Goal: Print, exactly and completely, every entry in the data.

-- begin Supplied data --

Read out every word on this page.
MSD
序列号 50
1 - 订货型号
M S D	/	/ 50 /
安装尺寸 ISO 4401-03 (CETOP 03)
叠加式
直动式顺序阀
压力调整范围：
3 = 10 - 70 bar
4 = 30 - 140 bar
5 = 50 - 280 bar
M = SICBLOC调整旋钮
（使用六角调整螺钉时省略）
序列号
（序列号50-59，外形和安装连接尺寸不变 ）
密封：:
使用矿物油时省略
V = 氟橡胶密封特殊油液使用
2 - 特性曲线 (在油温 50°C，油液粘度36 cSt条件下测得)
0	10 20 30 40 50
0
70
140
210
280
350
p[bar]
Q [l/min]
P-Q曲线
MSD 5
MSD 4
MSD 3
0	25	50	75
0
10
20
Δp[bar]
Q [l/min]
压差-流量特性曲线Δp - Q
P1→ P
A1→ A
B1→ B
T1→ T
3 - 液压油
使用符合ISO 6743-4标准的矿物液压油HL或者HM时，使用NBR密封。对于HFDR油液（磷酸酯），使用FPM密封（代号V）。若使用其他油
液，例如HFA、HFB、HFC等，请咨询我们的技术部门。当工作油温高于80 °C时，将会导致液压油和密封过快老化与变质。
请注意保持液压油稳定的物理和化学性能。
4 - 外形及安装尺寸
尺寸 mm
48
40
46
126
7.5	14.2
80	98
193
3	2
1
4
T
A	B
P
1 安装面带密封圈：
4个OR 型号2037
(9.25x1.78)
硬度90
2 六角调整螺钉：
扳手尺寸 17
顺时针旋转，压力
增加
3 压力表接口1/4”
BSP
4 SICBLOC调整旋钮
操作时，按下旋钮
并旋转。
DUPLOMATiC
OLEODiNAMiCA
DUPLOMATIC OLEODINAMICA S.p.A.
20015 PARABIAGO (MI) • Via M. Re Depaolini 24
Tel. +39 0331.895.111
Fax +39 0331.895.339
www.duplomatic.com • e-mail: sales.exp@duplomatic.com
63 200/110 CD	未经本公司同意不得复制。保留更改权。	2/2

-- end Supplied data --

Final answer:
Read out every word on this page.
MSD
序列号 50
1 - 订货型号
M S D	/	/ 50 /
安装尺寸 ISO 4401-03 (CETOP 03)
叠加式
直动式顺序阀
压力调整范围：
3 = 10 - 70 bar
4 = 30 - 140 bar
5 = 50 - 280 bar
M = SICBLOC调整旋钮
（使用六角调整螺钉时省略）
序列号
（序列号50-59，外形和安装连接尺寸不变 ）
密封：:
使用矿物油时省略
V = 氟橡胶密封特殊油液使用
2 - 特性曲线 (在油温 50°C，油液粘度36 cSt条件下测得)
0	10 20 30 40 50
0
70
140
210
280
350
p[bar]
Q [l/min]
P-Q曲线
MSD 5
MSD 4
MSD 3
0	25	50	75
0
10
20
Δp[bar]
Q [l/min]
压差-流量特性曲线Δp - Q
P1→ P
A1→ A
B1→ B
T1→ T
3 - 液压油
使用符合ISO 6743-4标准的矿物液压油HL或者HM时，使用NBR密封。对于HFDR油液（磷酸酯），使用FPM密封（代号V）。若使用其他油
液，例如HFA、HFB、HFC等，请咨询我们的技术部门。当工作油温高于80 °C时，将会导致液压油和密封过快老化与变质。
请注意保持液压油稳定的物理和化学性能。
4 - 外形及安装尺寸
尺寸 mm
48
40
46
126
7.5	14.2
80	98
193
3	2
1
4
T
A	B
P
1 安装面带密封圈：
4个OR 型号2037
(9.25x1.78)
硬度90
2 六角调整螺钉：
扳手尺寸 17
顺时针旋转，压力
增加
3 压力表接口1/4”
BSP
4 SICBLOC调整旋钮
操作时，按下旋钮
并旋转。
DUPLOMATiC
OLEODiNAMiCA
DUPLOMATIC OLEODINAMICA S.p.A.
20015 PARABIAGO (MI) • Via M. Re Depaolini 24
Tel. +39 0331.895.111
Fax +39 0331.895.339
www.duplomatic.com • e-mail: sales.exp@duplomatic.com
63 200/110 CD	未经本公司同意不得复制。保留更改权。	2/2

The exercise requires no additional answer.